◆ Short exercise
Retype all the records with nothing changed.
★ ★ ★ ★
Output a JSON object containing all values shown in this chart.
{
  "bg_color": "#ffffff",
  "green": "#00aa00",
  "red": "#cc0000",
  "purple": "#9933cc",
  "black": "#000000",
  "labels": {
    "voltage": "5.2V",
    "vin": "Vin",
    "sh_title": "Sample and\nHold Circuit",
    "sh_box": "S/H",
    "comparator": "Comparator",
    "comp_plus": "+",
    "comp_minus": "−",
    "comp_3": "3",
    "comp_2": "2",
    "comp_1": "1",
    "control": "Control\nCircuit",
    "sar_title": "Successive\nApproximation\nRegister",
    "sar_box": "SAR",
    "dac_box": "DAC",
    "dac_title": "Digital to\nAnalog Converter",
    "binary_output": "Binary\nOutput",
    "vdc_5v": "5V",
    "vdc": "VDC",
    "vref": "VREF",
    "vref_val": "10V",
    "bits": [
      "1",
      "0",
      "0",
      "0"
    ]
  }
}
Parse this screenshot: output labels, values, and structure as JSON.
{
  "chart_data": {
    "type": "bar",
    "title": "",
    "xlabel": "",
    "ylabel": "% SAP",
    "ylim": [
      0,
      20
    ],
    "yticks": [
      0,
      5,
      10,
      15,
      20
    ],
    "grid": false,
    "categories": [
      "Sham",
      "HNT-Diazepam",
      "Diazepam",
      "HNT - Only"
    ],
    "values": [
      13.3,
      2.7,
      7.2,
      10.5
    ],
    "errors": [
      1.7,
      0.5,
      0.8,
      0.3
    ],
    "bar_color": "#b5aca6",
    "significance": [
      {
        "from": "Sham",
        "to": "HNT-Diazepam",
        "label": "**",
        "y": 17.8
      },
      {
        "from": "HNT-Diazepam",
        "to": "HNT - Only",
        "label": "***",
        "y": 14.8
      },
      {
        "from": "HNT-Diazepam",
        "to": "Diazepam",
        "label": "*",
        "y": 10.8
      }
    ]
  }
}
★ ★ ★ ★
◆ Result for this exercise
Output a JSON object containing all values shown in this chart.
{
  "bg_color": "#ffffff",
  "green": "#00aa00",
  "red": "#cc0000",
  "purple": "#9933cc",
  "black": "#000000",
  "labels": {
    "voltage": "5.2V",
    "vin": "Vin",
    "sh_title": "Sample and\nHold Circuit",
    "sh_box": "S/H",
    "comparator": "Comparator",
    "comp_plus": "+",
    "comp_minus": "−",
    "comp_3": "3",
    "comp_2": "2",
    "comp_1": "1",
    "control": "Control\nCircuit",
    "sar_title": "Successive\nApproximation\nRegister",
    "sar_box": "SAR",
    "dac_box": "DAC",
    "dac_title": "Digital to\nAnalog Converter",
    "binary_output": "Binary\nOutput",
    "vdc_5v": "5V",
    "vdc": "VDC",
    "vref": "VREF",
    "vref_val": "10V",
    "bits": [
      "1",
      "0",
      "0",
      "0"
    ]
  }
}
Parse this screenshot: output labels, values, and structure as JSON.
{
  "chart_data": {
    "type": "bar",
    "title": "",
    "xlabel": "",
    "ylabel": "% SAP",
    "ylim": [
      0,
      20
    ],
    "yticks": [
      0,
      5,
      10,
      15,
      20
    ],
    "grid": false,
    "categories": [
      "Sham",
      "HNT-Diazepam",
      "Diazepam",
      "HNT - Only"
    ],
    "values": [
      13.3,
      2.7,
      7.2,
      10.5
    ],
    "errors": [
      1.7,
      0.5,
      0.8,
      0.3
    ],
    "bar_color": "#b5aca6",
    "significance": [
      {
        "from": "Sham",
        "to": "HNT-Diazepam",
        "label": "**",
        "y": 17.8
      },
      {
        "from": "HNT-Diazepam",
        "to": "HNT - Only",
        "label": "***",
        "y": 14.8
      },
      {
        "from": "HNT-Diazepam",
        "to": "Diazepam",
        "label": "*",
        "y": 10.8
      }
    ]
  }
}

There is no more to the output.